*YOUR INSTRUCTIONS:* Look through the data below and work out how many lines contain the string "Semana". Give the number alone.

[Stored entries]
● ● ●

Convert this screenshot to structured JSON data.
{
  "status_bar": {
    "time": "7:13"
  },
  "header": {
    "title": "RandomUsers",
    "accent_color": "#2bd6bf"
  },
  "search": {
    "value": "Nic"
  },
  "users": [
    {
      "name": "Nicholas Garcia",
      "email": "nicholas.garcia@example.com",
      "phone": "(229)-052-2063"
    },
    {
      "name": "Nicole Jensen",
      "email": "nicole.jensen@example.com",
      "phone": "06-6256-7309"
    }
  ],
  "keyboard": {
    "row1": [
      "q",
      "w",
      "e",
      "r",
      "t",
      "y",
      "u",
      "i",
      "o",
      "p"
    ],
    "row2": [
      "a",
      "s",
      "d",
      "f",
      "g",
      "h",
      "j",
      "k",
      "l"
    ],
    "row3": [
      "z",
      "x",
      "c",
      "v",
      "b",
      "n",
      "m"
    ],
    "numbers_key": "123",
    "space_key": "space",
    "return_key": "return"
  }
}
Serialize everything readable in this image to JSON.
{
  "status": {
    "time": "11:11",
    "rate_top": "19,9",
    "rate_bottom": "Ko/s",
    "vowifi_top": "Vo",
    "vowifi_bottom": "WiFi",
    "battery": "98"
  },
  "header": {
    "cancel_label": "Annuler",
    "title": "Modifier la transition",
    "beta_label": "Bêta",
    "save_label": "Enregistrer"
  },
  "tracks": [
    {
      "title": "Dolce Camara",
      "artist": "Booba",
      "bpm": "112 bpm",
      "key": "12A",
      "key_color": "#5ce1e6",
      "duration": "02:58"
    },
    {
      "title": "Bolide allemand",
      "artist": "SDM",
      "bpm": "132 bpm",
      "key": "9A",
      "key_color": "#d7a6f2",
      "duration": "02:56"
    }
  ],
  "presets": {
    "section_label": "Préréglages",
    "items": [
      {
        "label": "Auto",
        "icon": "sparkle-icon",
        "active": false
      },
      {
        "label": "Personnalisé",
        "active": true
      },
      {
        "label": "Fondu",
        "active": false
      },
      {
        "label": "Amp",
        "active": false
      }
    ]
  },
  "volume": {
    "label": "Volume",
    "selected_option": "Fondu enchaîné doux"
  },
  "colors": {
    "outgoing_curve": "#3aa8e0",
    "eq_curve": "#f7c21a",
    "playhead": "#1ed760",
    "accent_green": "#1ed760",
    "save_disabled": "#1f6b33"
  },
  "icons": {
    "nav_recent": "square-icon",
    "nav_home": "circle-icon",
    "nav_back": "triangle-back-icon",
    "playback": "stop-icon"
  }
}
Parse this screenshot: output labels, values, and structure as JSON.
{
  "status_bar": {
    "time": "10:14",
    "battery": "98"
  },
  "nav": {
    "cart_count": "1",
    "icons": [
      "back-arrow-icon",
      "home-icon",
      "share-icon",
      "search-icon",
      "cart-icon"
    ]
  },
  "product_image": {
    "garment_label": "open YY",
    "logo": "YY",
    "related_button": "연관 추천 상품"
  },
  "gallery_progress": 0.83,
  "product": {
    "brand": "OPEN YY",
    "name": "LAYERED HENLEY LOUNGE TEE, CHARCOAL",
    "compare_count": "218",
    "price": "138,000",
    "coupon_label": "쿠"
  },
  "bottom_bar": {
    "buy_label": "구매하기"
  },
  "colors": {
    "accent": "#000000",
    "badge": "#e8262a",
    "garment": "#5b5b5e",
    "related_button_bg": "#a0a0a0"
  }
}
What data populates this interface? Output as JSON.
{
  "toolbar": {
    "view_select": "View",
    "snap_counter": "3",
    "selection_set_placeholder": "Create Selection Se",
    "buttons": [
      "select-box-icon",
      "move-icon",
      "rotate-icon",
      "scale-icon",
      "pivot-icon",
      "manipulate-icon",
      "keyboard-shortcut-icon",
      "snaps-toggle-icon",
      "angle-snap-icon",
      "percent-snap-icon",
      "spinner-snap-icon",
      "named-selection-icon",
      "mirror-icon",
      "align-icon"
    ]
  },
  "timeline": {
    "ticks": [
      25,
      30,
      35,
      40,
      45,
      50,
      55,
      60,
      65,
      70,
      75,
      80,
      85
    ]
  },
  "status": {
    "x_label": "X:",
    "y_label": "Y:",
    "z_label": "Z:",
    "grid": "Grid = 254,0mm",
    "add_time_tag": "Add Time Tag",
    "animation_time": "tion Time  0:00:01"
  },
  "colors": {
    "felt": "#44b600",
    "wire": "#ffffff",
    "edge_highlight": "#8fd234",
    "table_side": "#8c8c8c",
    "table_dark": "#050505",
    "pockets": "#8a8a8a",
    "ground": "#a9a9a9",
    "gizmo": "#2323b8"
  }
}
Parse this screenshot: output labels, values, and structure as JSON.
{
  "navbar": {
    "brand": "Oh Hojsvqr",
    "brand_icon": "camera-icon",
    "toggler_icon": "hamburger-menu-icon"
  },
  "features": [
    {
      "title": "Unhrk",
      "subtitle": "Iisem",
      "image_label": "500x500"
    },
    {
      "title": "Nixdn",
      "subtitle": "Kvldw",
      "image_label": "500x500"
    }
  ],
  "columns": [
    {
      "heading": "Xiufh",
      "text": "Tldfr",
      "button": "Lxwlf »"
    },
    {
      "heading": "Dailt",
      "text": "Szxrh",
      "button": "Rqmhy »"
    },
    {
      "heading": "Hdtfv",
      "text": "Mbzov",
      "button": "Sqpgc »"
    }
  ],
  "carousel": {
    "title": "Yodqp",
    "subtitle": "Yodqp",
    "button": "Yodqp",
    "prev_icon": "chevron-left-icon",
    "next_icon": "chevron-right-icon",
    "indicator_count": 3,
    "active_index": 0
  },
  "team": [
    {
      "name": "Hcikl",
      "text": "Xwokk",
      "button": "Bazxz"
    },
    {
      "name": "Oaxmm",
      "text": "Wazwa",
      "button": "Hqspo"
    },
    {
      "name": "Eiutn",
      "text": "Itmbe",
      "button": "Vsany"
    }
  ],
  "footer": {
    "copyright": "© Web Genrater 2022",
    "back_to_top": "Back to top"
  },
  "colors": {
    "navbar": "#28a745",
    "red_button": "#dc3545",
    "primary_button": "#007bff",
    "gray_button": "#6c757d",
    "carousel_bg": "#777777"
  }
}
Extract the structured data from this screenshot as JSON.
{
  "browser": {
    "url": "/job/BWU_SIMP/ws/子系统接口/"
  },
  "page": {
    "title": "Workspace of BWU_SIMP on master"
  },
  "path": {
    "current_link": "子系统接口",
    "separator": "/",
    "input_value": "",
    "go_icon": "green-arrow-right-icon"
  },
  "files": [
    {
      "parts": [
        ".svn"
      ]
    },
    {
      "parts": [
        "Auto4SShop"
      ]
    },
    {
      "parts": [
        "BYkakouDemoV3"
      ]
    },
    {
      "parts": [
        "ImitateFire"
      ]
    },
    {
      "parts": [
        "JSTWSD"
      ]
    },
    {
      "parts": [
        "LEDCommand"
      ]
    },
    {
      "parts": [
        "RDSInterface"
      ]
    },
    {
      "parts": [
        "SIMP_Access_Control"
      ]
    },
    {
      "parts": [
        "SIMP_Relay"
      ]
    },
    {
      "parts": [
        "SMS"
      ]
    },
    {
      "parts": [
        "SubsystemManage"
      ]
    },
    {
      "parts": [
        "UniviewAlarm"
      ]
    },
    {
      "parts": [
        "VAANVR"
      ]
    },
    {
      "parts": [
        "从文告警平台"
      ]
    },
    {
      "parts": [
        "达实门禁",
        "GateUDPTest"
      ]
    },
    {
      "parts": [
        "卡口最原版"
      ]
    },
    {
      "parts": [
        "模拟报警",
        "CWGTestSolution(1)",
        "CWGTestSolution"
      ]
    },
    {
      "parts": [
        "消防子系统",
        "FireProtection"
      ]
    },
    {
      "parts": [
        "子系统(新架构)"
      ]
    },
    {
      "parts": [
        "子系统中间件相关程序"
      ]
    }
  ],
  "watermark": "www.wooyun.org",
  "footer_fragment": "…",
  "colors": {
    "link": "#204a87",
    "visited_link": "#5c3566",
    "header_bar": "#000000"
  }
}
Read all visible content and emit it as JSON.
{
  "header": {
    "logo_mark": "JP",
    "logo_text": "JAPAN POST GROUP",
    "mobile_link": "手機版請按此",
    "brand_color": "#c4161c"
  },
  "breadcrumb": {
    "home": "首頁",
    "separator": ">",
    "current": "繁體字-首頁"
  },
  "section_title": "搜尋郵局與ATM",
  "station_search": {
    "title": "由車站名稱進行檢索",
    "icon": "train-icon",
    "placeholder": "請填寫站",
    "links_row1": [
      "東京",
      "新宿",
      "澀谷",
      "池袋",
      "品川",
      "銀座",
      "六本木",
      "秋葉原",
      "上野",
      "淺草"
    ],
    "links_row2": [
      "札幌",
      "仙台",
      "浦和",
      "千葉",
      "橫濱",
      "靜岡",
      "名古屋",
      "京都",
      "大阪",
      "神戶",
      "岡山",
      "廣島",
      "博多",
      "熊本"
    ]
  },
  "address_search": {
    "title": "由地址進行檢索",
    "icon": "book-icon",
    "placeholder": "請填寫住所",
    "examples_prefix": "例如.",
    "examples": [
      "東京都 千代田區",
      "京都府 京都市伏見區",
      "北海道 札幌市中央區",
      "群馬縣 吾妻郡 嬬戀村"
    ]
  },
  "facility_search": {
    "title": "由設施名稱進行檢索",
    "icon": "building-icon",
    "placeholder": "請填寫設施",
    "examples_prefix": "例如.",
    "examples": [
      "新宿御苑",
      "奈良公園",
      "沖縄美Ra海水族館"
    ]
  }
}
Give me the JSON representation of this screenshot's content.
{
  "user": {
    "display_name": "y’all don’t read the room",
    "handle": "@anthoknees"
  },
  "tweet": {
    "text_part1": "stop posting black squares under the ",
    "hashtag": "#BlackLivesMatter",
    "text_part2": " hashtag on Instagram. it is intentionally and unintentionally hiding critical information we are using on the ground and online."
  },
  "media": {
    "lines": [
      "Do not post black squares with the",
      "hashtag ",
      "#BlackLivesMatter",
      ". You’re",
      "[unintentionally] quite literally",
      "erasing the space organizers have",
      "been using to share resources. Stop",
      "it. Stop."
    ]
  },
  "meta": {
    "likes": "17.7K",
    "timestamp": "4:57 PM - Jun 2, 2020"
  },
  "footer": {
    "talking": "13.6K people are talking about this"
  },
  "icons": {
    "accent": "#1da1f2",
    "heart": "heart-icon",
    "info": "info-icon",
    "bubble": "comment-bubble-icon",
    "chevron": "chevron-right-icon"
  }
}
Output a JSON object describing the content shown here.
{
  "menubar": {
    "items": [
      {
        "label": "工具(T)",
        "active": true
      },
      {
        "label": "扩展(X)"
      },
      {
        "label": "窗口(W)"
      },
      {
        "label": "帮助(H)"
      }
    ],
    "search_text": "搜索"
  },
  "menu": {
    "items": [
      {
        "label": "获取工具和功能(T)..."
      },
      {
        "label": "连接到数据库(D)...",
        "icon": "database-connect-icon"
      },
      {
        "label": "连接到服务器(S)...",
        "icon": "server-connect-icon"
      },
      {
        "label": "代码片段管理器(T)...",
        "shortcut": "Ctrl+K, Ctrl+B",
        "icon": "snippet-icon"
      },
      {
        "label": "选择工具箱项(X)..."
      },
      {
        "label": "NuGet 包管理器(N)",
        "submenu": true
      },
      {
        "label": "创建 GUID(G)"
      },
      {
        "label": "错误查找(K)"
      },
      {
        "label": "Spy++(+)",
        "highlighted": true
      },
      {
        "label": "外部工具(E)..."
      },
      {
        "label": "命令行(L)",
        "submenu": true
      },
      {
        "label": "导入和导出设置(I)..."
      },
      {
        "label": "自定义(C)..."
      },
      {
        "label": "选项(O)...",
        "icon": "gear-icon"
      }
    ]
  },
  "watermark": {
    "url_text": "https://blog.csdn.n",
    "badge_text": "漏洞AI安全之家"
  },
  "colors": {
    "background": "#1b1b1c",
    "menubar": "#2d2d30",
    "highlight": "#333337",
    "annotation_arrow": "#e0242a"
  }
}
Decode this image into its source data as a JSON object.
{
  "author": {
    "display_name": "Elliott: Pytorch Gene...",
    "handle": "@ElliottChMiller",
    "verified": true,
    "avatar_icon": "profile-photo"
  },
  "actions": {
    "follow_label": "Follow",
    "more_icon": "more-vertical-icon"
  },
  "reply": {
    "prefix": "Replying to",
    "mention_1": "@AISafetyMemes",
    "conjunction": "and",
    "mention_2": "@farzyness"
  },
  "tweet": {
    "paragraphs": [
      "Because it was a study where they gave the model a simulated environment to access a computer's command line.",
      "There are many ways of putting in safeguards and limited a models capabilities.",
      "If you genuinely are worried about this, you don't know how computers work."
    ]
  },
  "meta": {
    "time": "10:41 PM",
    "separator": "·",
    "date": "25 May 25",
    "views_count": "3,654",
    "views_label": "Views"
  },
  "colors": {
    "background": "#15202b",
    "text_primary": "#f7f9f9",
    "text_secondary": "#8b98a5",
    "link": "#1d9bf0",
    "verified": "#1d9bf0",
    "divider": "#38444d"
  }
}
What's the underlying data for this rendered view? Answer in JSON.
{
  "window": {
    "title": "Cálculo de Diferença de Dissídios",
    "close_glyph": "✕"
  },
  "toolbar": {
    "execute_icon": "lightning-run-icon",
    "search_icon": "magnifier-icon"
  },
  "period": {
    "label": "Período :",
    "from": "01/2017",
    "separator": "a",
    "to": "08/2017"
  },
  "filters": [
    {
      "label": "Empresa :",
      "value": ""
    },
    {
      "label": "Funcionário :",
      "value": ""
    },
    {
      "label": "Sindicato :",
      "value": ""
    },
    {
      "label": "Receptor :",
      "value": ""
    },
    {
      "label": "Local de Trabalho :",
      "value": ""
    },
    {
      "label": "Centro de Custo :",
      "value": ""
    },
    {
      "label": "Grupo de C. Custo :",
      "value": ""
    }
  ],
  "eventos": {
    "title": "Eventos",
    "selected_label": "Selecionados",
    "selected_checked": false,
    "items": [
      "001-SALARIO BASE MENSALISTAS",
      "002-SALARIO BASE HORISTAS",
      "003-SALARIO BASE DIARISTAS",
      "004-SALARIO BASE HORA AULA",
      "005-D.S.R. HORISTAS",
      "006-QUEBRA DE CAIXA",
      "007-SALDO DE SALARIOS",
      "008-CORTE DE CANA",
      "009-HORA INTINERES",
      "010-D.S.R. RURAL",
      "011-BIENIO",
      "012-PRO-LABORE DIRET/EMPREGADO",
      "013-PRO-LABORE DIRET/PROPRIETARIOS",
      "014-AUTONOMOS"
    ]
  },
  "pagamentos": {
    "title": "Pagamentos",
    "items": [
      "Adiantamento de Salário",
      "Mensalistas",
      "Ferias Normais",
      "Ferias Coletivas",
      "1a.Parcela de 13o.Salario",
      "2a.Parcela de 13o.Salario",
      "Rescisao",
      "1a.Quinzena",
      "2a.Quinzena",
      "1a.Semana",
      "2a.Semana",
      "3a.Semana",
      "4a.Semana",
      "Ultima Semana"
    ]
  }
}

● ● ●

*SOLUTION FOR THIS PROBLEM:* 5